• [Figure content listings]
= = = = =

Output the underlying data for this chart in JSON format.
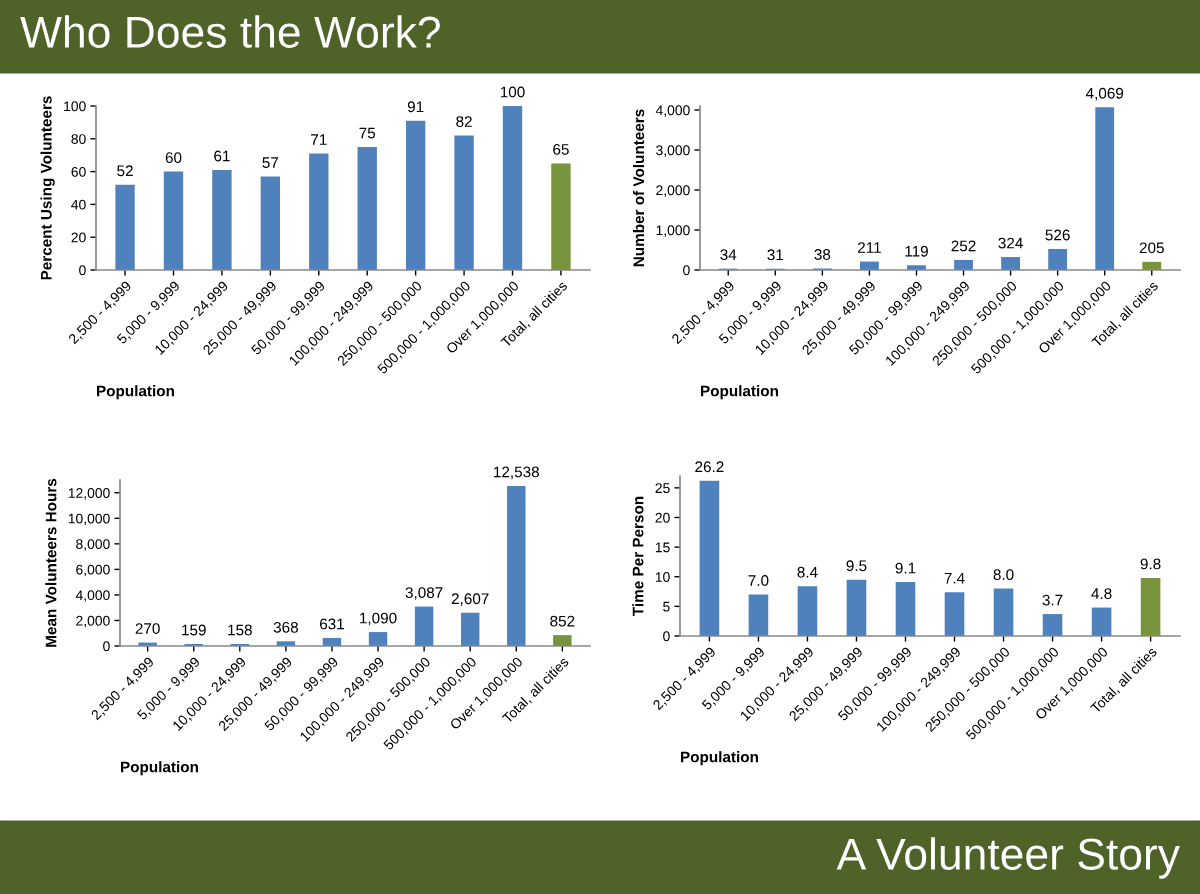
{
  "chart_data": [
    {
      "type": "bar",
      "title": "Who Does the Work?",
      "xlabel": "Population",
      "ylabel": "Percent Using Volunteers",
      "categories": [
        "2,500 - 4,999",
        "5,000 - 9,999",
        "10,000 - 24,999",
        "25,000 - 49,999",
        "50,000 - 99,999",
        "100,000 - 249,999",
        "250,000 - 500,000",
        "500,000 - 1,000,000",
        "Over 1,000,000",
        "Total, all cities"
      ],
      "values": [
        52,
        60,
        61,
        57,
        71,
        75,
        91,
        82,
        100,
        65
      ],
      "colors": [
        "#4f81bd",
        "#4f81bd",
        "#4f81bd",
        "#4f81bd",
        "#4f81bd",
        "#4f81bd",
        "#4f81bd",
        "#4f81bd",
        "#4f81bd",
        "#77933c"
      ],
      "data_labels": true,
      "ylim": [
        0,
        100
      ],
      "yticks": [
        0,
        20,
        40,
        60,
        80,
        100
      ],
      "grid": false,
      "legend": false
    },
    {
      "type": "bar",
      "xlabel": "Population",
      "ylabel": "Number of Volunteers",
      "categories": [
        "2,500 - 4,999",
        "5,000 - 9,999",
        "10,000 - 24,999",
        "25,000 - 49,999",
        "50,000 - 99,999",
        "100,000 - 249,999",
        "250,000 - 500,000",
        "500,000 - 1,000,000",
        "Over 1,000,000",
        "Total, all cities"
      ],
      "values": [
        34,
        31,
        38,
        211,
        119,
        252,
        324,
        526,
        4069,
        205
      ],
      "value_labels": [
        "34",
        "31",
        "38",
        "211",
        "119",
        "252",
        "324",
        "526",
        "4,069",
        "205"
      ],
      "colors": [
        "#4f81bd",
        "#4f81bd",
        "#4f81bd",
        "#4f81bd",
        "#4f81bd",
        "#4f81bd",
        "#4f81bd",
        "#4f81bd",
        "#4f81bd",
        "#77933c"
      ],
      "ylim": [
        0,
        4100
      ],
      "yticks": [
        0,
        {
          "value": 1000,
          "label": "1,000"
        },
        {
          "value": 2000,
          "label": "2,000"
        },
        {
          "value": 3000,
          "label": "3,000"
        },
        {
          "value": 4000,
          "label": "4,000"
        }
      ],
      "grid": false,
      "legend": false
    },
    {
      "type": "bar",
      "xlabel": "Population",
      "ylabel": "Mean Volunteers Hours",
      "categories": [
        "2,500 - 4,999",
        "5,000 - 9,999",
        "10,000 - 24,999",
        "25,000 - 49,999",
        "50,000 - 99,999",
        "100,000 - 249,999",
        "250,000 - 500,000",
        "500,000 - 1,000,000",
        "Over 1,000,000",
        "Total, all cities"
      ],
      "values": [
        270,
        159,
        158,
        368,
        631,
        1090,
        3087,
        2607,
        12538,
        852
      ],
      "value_labels": [
        "270",
        "159",
        "158",
        "368",
        "631",
        "1,090",
        "3,087",
        "2,607",
        "12,538",
        "852"
      ],
      "colors": [
        "#4f81bd",
        "#4f81bd",
        "#4f81bd",
        "#4f81bd",
        "#4f81bd",
        "#4f81bd",
        "#4f81bd",
        "#4f81bd",
        "#4f81bd",
        "#77933c"
      ],
      "ylim": [
        0,
        13000
      ],
      "yticks": [
        0,
        {
          "value": 2000,
          "label": "2,000"
        },
        {
          "value": 4000,
          "label": "4,000"
        },
        {
          "value": 6000,
          "label": "6,000"
        },
        {
          "value": 8000,
          "label": "8,000"
        },
        {
          "value": 10000,
          "label": "10,000"
        },
        {
          "value": 12000,
          "label": "12,000"
        }
      ],
      "grid": false,
      "legend": false
    },
    {
      "type": "bar",
      "xlabel": "Population",
      "ylabel": "Time Per Person",
      "annotations": [
        "A Volunteer Story"
      ],
      "categories": [
        "2,500 - 4,999",
        "5,000 - 9,999",
        "10,000 - 24,999",
        "25,000 - 49,999",
        "50,000 - 99,999",
        "100,000 - 249,999",
        "250,000 - 500,000",
        "500,000 - 1,000,000",
        "Over 1,000,000",
        "Total, all cities"
      ],
      "values": [
        26.2,
        7.0,
        8.4,
        9.5,
        9.1,
        7.4,
        8.0,
        3.7,
        4.8,
        9.8
      ],
      "value_labels": [
        "26.2",
        "7.0",
        "8.4",
        "9.5",
        "9.1",
        "7.4",
        "8.0",
        "3.7",
        "4.8",
        "9.8"
      ],
      "colors": [
        "#4f81bd",
        "#4f81bd",
        "#4f81bd",
        "#4f81bd",
        "#4f81bd",
        "#4f81bd",
        "#4f81bd",
        "#4f81bd",
        "#4f81bd",
        "#77933c"
      ],
      "ylim": [
        0,
        27
      ],
      "yticks": [
        0,
        5,
        10,
        15,
        20,
        25
      ],
      "grid": false,
      "legend": false
    }
  ]
}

= = = = =

• [WORK TO BE COMPLETED]
Extract all lines that hold the word "ylabel".

• [SOLVED PROBLEM]
      "ylabel": "Percent Using Volunteers",
      "ylabel": "Number of Volunteers",
      "ylabel": "Mean Volunteers Hours",
      "ylabel": "Time Per Person",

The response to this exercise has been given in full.